## WRITTEN INSTRUCTION
Whenever a line below holds the word "role", copy that line.

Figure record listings
(begin)

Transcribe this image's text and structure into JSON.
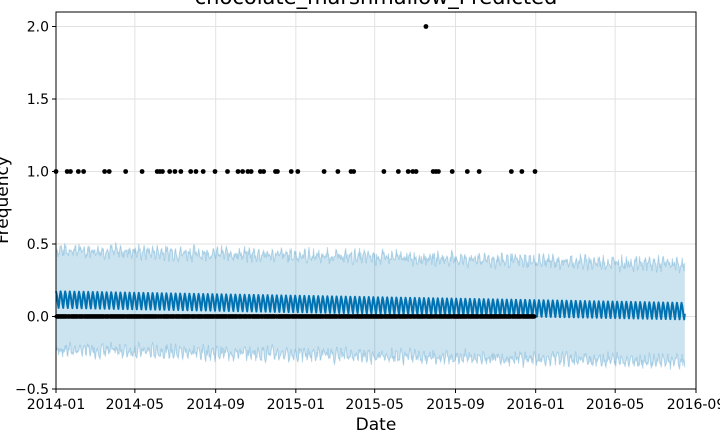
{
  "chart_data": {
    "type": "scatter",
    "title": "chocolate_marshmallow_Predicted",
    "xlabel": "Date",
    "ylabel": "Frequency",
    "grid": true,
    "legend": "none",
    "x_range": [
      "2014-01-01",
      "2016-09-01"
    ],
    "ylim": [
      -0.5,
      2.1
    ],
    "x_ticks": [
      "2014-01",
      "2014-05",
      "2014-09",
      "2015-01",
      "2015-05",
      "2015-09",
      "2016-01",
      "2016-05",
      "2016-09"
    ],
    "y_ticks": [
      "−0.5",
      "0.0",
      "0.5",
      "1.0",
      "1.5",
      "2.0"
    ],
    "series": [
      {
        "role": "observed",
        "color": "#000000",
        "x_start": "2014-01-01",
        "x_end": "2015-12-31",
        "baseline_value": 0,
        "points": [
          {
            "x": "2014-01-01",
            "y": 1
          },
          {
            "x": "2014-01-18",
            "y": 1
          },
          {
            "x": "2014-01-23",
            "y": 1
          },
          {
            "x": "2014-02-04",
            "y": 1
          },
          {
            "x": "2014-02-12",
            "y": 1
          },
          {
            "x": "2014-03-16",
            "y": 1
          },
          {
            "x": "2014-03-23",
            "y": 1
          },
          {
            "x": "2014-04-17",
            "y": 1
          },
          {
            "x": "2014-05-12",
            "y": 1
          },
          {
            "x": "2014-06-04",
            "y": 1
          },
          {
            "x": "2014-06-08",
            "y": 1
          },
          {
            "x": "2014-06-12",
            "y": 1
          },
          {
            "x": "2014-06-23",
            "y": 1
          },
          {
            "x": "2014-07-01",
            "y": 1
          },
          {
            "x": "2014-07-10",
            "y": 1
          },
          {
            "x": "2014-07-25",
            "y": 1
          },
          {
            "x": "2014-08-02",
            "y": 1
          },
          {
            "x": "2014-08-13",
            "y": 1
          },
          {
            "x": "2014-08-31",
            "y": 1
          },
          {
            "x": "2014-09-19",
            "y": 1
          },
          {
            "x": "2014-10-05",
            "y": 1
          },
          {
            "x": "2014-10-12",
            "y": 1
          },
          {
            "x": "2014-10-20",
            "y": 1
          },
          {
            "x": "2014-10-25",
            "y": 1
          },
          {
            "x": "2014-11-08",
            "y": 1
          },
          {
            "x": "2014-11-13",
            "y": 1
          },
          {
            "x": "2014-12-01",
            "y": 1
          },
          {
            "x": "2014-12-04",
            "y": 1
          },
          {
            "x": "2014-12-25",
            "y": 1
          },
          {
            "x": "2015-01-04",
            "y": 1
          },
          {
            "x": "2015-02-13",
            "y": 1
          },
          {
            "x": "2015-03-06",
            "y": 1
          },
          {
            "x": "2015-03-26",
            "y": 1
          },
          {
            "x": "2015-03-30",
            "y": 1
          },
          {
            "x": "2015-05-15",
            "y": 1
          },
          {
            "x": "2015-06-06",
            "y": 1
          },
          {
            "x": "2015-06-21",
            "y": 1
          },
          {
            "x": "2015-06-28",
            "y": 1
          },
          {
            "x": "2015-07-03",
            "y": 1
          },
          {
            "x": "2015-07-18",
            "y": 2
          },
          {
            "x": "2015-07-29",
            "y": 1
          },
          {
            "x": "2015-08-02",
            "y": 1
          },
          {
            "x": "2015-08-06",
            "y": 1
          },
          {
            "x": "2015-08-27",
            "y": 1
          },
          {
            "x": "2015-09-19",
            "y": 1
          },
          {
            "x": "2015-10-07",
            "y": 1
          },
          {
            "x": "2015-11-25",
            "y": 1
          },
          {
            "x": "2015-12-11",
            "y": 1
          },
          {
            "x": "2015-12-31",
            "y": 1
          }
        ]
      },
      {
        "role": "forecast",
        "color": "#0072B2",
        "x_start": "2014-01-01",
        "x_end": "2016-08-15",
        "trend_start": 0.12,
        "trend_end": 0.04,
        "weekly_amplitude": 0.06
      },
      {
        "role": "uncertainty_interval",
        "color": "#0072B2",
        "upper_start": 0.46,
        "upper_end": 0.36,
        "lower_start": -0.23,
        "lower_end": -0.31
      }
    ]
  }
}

(end)
(begin)

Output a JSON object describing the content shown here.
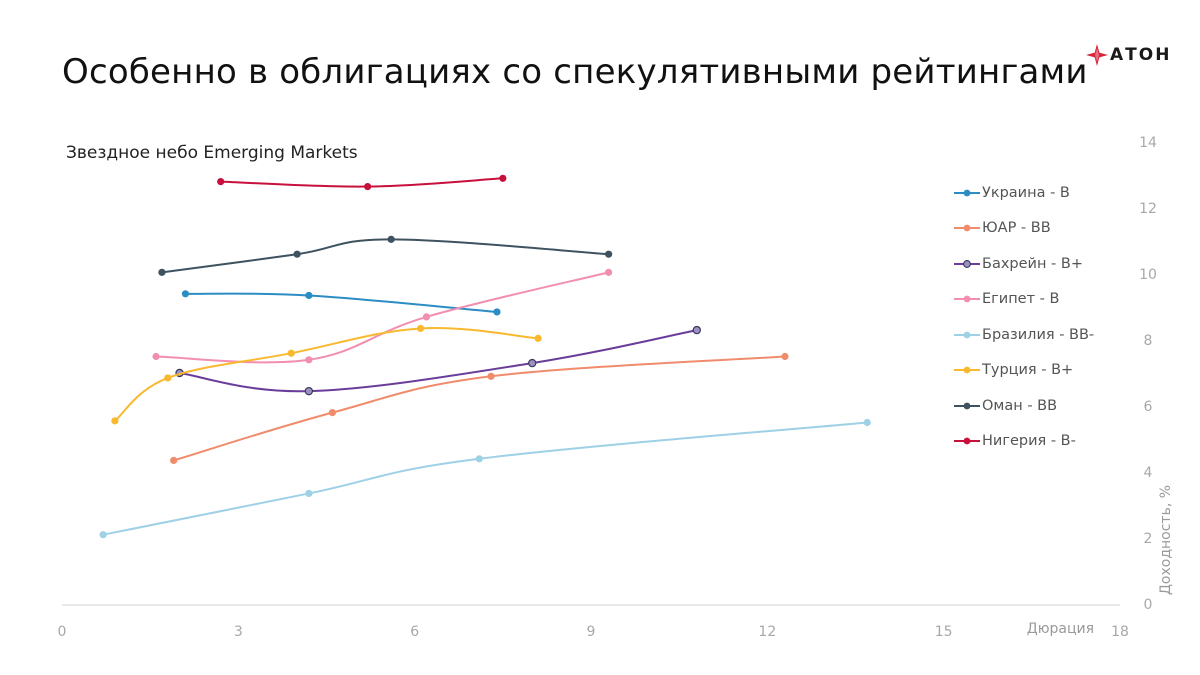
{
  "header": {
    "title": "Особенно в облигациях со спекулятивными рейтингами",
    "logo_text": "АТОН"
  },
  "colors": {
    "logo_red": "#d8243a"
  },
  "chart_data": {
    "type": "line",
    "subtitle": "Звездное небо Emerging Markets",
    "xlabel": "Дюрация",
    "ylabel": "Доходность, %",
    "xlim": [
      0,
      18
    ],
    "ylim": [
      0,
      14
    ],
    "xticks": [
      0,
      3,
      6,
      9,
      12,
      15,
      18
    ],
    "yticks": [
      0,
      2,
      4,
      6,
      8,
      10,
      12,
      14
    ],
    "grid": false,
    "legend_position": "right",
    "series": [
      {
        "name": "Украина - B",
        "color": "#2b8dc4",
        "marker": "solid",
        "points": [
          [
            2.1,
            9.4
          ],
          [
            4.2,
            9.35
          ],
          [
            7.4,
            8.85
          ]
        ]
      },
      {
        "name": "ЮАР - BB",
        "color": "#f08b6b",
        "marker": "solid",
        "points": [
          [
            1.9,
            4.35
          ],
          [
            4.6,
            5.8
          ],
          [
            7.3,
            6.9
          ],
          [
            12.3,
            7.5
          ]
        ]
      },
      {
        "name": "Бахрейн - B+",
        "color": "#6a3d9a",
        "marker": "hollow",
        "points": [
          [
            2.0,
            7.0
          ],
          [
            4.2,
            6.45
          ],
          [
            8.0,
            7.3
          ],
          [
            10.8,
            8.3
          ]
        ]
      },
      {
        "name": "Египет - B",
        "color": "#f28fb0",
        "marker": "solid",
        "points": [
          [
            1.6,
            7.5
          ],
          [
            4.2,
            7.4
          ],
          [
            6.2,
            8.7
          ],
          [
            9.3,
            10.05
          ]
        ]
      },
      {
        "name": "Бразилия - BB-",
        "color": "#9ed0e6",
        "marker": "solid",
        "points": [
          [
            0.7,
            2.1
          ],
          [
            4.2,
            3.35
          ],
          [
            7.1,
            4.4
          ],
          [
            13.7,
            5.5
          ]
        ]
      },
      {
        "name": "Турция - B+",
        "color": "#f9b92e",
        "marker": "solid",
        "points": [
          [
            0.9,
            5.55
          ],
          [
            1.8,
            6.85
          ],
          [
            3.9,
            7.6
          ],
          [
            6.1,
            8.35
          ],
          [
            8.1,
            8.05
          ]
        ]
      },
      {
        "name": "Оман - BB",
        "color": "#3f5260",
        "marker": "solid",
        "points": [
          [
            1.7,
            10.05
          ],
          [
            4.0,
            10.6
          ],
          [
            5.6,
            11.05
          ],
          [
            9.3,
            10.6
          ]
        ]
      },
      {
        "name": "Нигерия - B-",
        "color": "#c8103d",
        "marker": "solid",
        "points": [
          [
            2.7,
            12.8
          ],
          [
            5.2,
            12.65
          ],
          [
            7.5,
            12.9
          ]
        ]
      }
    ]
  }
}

(end)

## TASK OUTPUT
        "role": "observed",
        "role": "forecast",
        "role": "uncertainty_interval",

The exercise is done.